■ **Exercise prompt**
The data must be returned in full and exactly as given.
********
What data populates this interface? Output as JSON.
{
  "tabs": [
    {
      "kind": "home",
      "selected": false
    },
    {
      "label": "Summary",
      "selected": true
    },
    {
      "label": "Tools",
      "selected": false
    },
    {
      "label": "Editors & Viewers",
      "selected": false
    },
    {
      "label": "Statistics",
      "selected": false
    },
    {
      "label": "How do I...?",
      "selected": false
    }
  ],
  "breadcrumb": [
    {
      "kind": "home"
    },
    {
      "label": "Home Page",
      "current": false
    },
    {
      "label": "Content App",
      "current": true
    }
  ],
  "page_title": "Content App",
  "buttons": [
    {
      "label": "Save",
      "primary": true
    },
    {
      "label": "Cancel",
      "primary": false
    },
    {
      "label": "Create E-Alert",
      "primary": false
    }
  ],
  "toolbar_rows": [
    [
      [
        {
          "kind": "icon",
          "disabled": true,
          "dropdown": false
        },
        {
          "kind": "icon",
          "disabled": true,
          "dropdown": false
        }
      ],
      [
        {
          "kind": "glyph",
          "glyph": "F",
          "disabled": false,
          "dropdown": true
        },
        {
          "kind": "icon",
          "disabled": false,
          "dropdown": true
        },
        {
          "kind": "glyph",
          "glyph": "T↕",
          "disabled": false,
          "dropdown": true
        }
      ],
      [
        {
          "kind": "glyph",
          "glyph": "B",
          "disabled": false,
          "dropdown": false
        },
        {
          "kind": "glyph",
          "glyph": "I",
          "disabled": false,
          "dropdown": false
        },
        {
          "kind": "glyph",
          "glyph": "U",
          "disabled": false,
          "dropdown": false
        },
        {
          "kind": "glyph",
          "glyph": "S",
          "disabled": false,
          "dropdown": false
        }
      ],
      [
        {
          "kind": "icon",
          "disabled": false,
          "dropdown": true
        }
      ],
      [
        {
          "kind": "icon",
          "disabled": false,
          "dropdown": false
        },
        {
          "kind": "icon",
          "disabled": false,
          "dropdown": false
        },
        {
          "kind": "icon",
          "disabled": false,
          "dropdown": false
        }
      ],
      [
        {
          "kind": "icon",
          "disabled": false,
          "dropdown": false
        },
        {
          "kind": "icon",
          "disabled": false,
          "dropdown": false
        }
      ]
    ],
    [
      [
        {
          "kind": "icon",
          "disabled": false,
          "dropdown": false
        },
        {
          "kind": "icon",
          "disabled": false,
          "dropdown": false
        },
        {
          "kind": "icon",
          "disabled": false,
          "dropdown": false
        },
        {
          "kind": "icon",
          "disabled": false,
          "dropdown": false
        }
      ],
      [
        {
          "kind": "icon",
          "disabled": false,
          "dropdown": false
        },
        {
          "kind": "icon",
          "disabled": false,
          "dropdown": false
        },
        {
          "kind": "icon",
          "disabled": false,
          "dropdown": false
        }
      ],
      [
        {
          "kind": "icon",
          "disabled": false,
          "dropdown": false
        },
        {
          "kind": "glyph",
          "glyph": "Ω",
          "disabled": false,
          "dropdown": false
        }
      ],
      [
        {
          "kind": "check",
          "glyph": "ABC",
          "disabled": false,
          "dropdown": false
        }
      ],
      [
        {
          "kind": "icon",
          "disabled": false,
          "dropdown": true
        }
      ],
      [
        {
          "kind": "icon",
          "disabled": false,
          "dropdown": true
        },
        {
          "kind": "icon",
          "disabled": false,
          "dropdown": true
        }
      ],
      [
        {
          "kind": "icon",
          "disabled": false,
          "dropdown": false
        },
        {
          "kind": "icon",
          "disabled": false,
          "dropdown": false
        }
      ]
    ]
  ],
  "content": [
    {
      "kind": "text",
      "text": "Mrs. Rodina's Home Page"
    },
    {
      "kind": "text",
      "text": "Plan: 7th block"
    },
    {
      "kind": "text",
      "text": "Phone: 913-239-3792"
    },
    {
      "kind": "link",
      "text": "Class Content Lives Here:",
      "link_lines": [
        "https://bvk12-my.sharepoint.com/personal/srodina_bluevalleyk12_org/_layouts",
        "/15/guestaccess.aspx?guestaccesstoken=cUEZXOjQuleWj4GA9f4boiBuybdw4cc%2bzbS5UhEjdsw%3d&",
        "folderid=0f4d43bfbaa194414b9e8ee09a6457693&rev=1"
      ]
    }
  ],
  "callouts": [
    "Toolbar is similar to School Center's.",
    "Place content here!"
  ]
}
********
■ **Answer below**
What data populates this interface? Output as JSON.
{
  "tabs": [
    {
      "kind": "home",
      "selected": false
    },
    {
      "label": "Summary",
      "selected": true
    },
    {
      "label": "Tools",
      "selected": false
    },
    {
      "label": "Editors & Viewers",
      "selected": false
    },
    {
      "label": "Statistics",
      "selected": false
    },
    {
      "label": "How do I...?",
      "selected": false
    }
  ],
  "breadcrumb": [
    {
      "kind": "home"
    },
    {
      "label": "Home Page",
      "current": false
    },
    {
      "label": "Content App",
      "current": true
    }
  ],
  "page_title": "Content App",
  "buttons": [
    {
      "label": "Save",
      "primary": true
    },
    {
      "label": "Cancel",
      "primary": false
    },
    {
      "label": "Create E-Alert",
      "primary": false
    }
  ],
  "toolbar_rows": [
    [
      [
        {
          "kind": "icon",
          "disabled": true,
          "dropdown": false
        },
        {
          "kind": "icon",
          "disabled": true,
          "dropdown": false
        }
      ],
      [
        {
          "kind": "glyph",
          "glyph": "F",
          "disabled": false,
          "dropdown": true
        },
        {
          "kind": "icon",
          "disabled": false,
          "dropdown": true
        },
        {
          "kind": "glyph",
          "glyph": "T↕",
          "disabled": false,
          "dropdown": true
        }
      ],
      [
        {
          "kind": "glyph",
          "glyph": "B",
          "disabled": false,
          "dropdown": false
        },
        {
          "kind": "glyph",
          "glyph": "I",
          "disabled": false,
          "dropdown": false
        },
        {
          "kind": "glyph",
          "glyph": "U",
          "disabled": false,
          "dropdown": false
        },
        {
          "kind": "glyph",
          "glyph": "S",
          "disabled": false,
          "dropdown": false
        }
      ],
      [
        {
          "kind": "icon",
          "disabled": false,
          "dropdown": true
        }
      ],
      [
        {
          "kind": "icon",
          "disabled": false,
          "dropdown": false
        },
        {
          "kind": "icon",
          "disabled": false,
          "dropdown": false
        },
        {
          "kind": "icon",
          "disabled": false,
          "dropdown": false
        }
      ],
      [
        {
          "kind": "icon",
          "disabled": false,
          "dropdown": false
        },
        {
          "kind": "icon",
          "disabled": false,
          "dropdown": false
        }
      ]
    ],
    [
      [
        {
          "kind": "icon",
          "disabled": false,
          "dropdown": false
        },
        {
          "kind": "icon",
          "disabled": false,
          "dropdown": false
        },
        {
          "kind": "icon",
          "disabled": false,
          "dropdown": false
        },
        {
          "kind": "icon",
          "disabled": false,
          "dropdown": false
        }
      ],
      [
        {
          "kind": "icon",
          "disabled": false,
          "dropdown": false
        },
        {
          "kind": "icon",
          "disabled": false,
          "dropdown": false
        },
        {
          "kind": "icon",
          "disabled": false,
          "dropdown": false
        }
      ],
      [
        {
          "kind": "icon",
          "disabled": false,
          "dropdown": false
        },
        {
          "kind": "glyph",
          "glyph": "Ω",
          "disabled": false,
          "dropdown": false
        }
      ],
      [
        {
          "kind": "check",
          "glyph": "ABC",
          "disabled": false,
          "dropdown": false
        }
      ],
      [
        {
          "kind": "icon",
          "disabled": false,
          "dropdown": true
        }
      ],
      [
        {
          "kind": "icon",
          "disabled": false,
          "dropdown": true
        },
        {
          "kind": "icon",
          "disabled": false,
          "dropdown": true
        }
      ],
      [
        {
          "kind": "icon",
          "disabled": false,
          "dropdown": false
        },
        {
          "kind": "icon",
          "disabled": false,
          "dropdown": false
        }
      ]
    ]
  ],
  "content": [
    {
      "kind": "text",
      "text": "Mrs. Rodina's Home Page"
    },
    {
      "kind": "text",
      "text": "Plan: 7th block"
    },
    {
      "kind": "text",
      "text": "Phone: 913-239-3792"
    },
    {
      "kind": "link",
      "text": "Class Content Lives Here:",
      "link_lines": [
        "https://bvk12-my.sharepoint.com/personal/srodina_bluevalleyk12_org/_layouts",
        "/15/guestaccess.aspx?guestaccesstoken=cUEZXOjQuleWj4GA9f4boiBuybdw4cc%2bzbS5UhEjdsw%3d&",
        "folderid=0f4d43bfbaa194414b9e8ee09a6457693&rev=1"
      ]
    }
  ],
  "callouts": [
    "Toolbar is similar to School Center's.",
    "Place content here!"
  ]
}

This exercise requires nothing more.